*Challenge*.
Read the records and write them out again exactly.

(Figure data in JSON)
---

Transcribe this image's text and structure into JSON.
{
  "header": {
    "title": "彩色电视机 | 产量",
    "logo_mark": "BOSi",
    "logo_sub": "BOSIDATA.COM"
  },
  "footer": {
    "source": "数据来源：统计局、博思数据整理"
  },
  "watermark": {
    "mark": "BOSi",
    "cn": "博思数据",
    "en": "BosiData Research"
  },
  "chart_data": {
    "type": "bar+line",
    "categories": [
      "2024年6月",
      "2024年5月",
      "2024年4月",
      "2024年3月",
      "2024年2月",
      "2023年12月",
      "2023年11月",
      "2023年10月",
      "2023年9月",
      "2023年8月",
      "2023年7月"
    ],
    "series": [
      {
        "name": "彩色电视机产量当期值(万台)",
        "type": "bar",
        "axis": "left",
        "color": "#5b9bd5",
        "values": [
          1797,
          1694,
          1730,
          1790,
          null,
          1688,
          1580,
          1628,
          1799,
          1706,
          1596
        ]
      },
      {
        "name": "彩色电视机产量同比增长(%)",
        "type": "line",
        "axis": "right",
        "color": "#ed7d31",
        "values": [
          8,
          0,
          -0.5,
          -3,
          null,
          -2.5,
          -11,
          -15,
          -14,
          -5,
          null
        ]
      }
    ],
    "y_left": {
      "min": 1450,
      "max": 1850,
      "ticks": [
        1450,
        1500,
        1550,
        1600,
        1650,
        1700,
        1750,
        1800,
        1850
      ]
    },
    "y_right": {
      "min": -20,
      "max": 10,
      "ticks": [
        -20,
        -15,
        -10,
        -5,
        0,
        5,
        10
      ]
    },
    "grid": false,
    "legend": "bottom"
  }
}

---

*Exercise output*.
Transcribe this image's text and structure into JSON.
{
  "header": {
    "title": "彩色电视机 | 产量",
    "logo_mark": "BOSi",
    "logo_sub": "BOSIDATA.COM"
  },
  "footer": {
    "source": "数据来源：统计局、博思数据整理"
  },
  "watermark": {
    "mark": "BOSi",
    "cn": "博思数据",
    "en": "BosiData Research"
  },
  "chart_data": {
    "type": "bar+line",
    "categories": [
      "2024年6月",
      "2024年5月",
      "2024年4月",
      "2024年3月",
      "2024年2月",
      "2023年12月",
      "2023年11月",
      "2023年10月",
      "2023年9月",
      "2023年8月",
      "2023年7月"
    ],
    "series": [
      {
        "name": "彩色电视机产量当期值(万台)",
        "type": "bar",
        "axis": "left",
        "color": "#5b9bd5",
        "values": [
          1797,
          1694,
          1730,
          1790,
          null,
          1688,
          1580,
          1628,
          1799,
          1706,
          1596
        ]
      },
      {
        "name": "彩色电视机产量同比增长(%)",
        "type": "line",
        "axis": "right",
        "color": "#ed7d31",
        "values": [
          8,
          0,
          -0.5,
          -3,
          null,
          -2.5,
          -11,
          -15,
          -14,
          -5,
          null
        ]
      }
    ],
    "y_left": {
      "min": 1450,
      "max": 1850,
      "ticks": [
        1450,
        1500,
        1550,
        1600,
        1650,
        1700,
        1750,
        1800,
        1850
      ]
    },
    "y_right": {
      "min": -20,
      "max": 10,
      "ticks": [
        -20,
        -15,
        -10,
        -5,
        0,
        5,
        10
      ]
    },
    "grid": false,
    "legend": "bottom"
  }
}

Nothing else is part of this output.